**WHAT YOU SHOULD DO**: From the line containing "Read this page and output its text content." down to the final line of the entries below, quote every line verbatim. Exclude pictures.

**INFORMATION PROVIDED**:
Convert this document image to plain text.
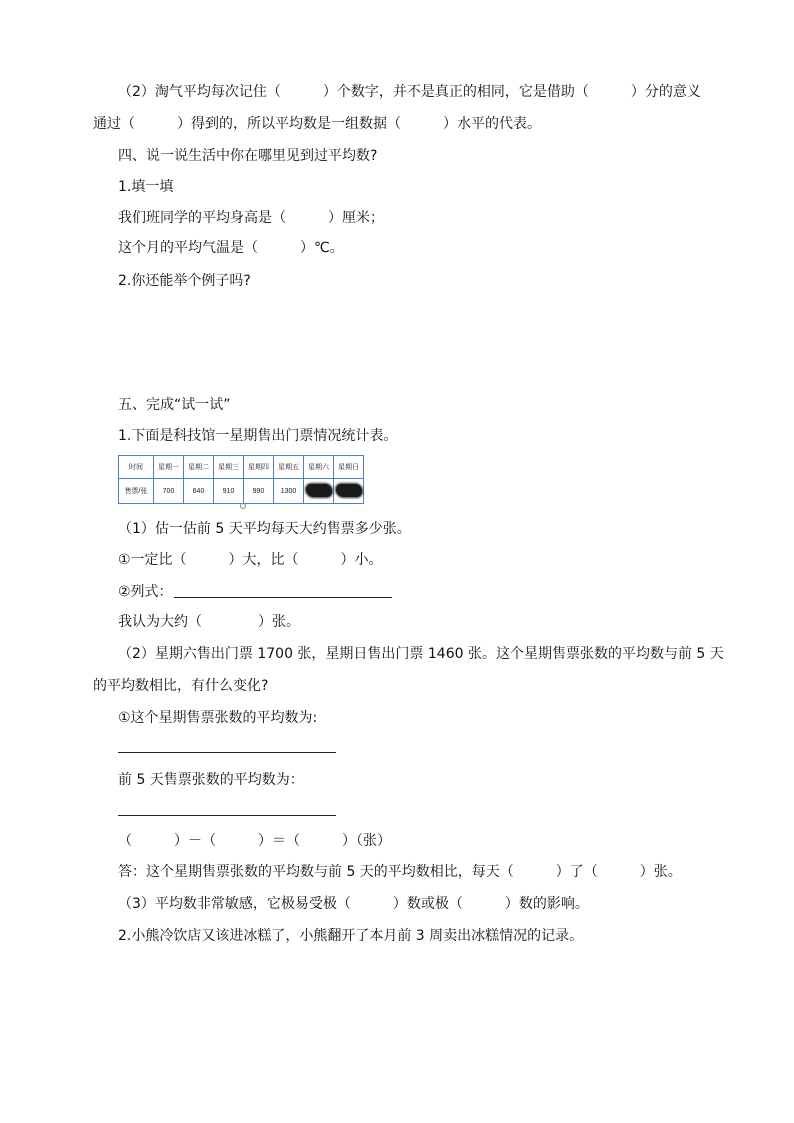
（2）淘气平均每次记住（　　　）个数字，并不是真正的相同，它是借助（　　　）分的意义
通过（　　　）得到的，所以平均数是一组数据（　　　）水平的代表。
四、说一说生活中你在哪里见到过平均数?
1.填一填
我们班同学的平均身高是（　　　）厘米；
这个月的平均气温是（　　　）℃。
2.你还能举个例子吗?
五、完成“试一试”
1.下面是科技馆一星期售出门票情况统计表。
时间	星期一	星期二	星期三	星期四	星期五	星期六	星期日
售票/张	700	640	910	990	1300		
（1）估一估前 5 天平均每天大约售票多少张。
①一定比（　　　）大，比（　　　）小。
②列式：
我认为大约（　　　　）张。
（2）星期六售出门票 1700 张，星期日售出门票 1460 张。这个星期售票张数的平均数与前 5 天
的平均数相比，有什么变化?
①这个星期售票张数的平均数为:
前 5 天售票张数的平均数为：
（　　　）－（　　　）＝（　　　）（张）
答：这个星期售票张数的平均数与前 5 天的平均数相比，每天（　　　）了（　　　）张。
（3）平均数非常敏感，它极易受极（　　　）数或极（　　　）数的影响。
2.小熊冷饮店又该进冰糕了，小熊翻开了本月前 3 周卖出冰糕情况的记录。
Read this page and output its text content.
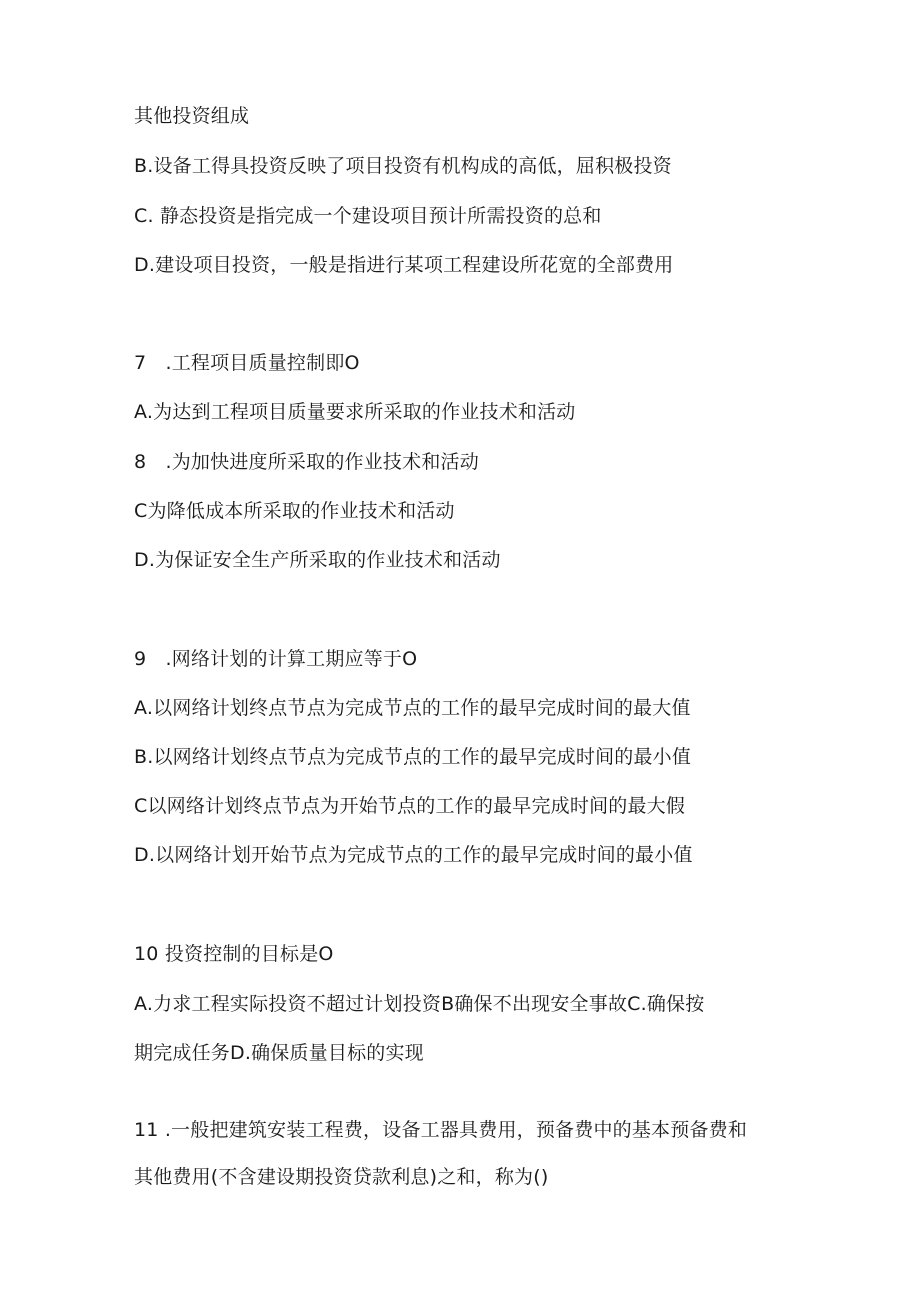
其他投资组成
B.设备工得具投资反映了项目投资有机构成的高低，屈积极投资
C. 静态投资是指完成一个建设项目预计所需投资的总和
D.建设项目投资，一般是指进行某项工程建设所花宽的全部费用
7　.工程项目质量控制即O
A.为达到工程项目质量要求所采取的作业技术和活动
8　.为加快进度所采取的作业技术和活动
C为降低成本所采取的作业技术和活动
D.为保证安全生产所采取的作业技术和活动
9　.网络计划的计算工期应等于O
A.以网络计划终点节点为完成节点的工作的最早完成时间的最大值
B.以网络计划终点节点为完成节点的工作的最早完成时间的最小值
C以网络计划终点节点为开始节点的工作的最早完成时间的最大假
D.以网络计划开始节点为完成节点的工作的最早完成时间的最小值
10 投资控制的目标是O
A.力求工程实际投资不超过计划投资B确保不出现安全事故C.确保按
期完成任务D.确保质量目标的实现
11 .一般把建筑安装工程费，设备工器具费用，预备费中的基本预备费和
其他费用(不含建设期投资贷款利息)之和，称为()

**RESULT FOR THIS EXERCISE**:
Read this page and output its text content.
其他投资组成
B.设备工得具投资反映了项目投资有机构成的高低，屈积极投资
C. 静态投资是指完成一个建设项目预计所需投资的总和
D.建设项目投资，一般是指进行某项工程建设所花宽的全部费用
7　.工程项目质量控制即O
A.为达到工程项目质量要求所采取的作业技术和活动
8　.为加快进度所采取的作业技术和活动
C为降低成本所采取的作业技术和活动
D.为保证安全生产所采取的作业技术和活动
9　.网络计划的计算工期应等于O
A.以网络计划终点节点为完成节点的工作的最早完成时间的最大值
B.以网络计划终点节点为完成节点的工作的最早完成时间的最小值
C以网络计划终点节点为开始节点的工作的最早完成时间的最大假
D.以网络计划开始节点为完成节点的工作的最早完成时间的最小值
10 投资控制的目标是O
A.力求工程实际投资不超过计划投资B确保不出现安全事故C.确保按
期完成任务D.确保质量目标的实现
11 .一般把建筑安装工程费，设备工器具费用，预备费中的基本预备费和
其他费用(不含建设期投资贷款利息)之和，称为()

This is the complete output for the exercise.